YOUR TASK: Your answer should be one number: how many lines of the data include the string "Frequency"?

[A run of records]
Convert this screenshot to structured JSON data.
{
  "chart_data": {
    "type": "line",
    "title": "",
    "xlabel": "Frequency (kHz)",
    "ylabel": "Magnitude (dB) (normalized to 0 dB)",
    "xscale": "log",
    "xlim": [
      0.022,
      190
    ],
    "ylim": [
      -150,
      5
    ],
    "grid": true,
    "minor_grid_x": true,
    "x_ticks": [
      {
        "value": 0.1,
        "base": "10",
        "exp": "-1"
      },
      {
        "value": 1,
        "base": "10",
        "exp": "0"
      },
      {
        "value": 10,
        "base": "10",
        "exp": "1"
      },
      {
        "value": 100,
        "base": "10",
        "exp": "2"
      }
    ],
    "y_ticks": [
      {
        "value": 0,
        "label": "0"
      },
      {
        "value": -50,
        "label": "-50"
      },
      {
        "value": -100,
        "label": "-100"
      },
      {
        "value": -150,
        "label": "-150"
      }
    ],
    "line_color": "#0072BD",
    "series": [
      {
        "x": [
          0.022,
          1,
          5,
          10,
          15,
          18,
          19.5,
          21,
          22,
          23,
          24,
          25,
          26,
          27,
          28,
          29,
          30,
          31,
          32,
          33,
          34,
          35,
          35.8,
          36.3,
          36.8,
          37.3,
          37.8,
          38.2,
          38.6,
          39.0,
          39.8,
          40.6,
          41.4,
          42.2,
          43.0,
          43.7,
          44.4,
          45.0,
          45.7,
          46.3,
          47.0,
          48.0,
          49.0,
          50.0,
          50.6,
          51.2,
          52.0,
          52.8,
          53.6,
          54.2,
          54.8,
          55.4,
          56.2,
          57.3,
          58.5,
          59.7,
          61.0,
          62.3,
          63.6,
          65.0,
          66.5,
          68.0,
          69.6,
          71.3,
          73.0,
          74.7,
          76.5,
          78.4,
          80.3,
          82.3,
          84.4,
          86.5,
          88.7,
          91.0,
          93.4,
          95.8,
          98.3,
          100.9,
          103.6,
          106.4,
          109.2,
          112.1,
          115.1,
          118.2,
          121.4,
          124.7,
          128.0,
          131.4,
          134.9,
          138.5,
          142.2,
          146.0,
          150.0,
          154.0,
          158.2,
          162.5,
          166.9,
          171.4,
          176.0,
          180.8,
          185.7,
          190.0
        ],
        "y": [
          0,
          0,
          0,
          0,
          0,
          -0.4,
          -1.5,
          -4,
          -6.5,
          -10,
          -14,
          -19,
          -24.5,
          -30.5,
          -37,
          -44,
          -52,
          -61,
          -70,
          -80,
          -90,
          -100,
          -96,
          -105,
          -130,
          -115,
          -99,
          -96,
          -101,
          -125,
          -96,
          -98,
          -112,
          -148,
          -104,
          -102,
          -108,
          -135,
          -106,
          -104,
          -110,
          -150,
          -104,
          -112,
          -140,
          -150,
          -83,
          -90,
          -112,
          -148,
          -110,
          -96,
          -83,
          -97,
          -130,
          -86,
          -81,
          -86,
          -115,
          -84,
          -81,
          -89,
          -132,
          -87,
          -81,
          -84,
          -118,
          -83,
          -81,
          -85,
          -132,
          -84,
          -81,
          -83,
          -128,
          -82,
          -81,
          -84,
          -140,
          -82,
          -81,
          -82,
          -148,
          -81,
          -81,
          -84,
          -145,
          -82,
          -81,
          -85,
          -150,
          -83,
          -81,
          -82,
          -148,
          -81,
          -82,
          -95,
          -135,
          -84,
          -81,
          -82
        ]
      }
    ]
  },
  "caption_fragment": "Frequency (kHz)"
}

OUTPUT OF THE TASK: 2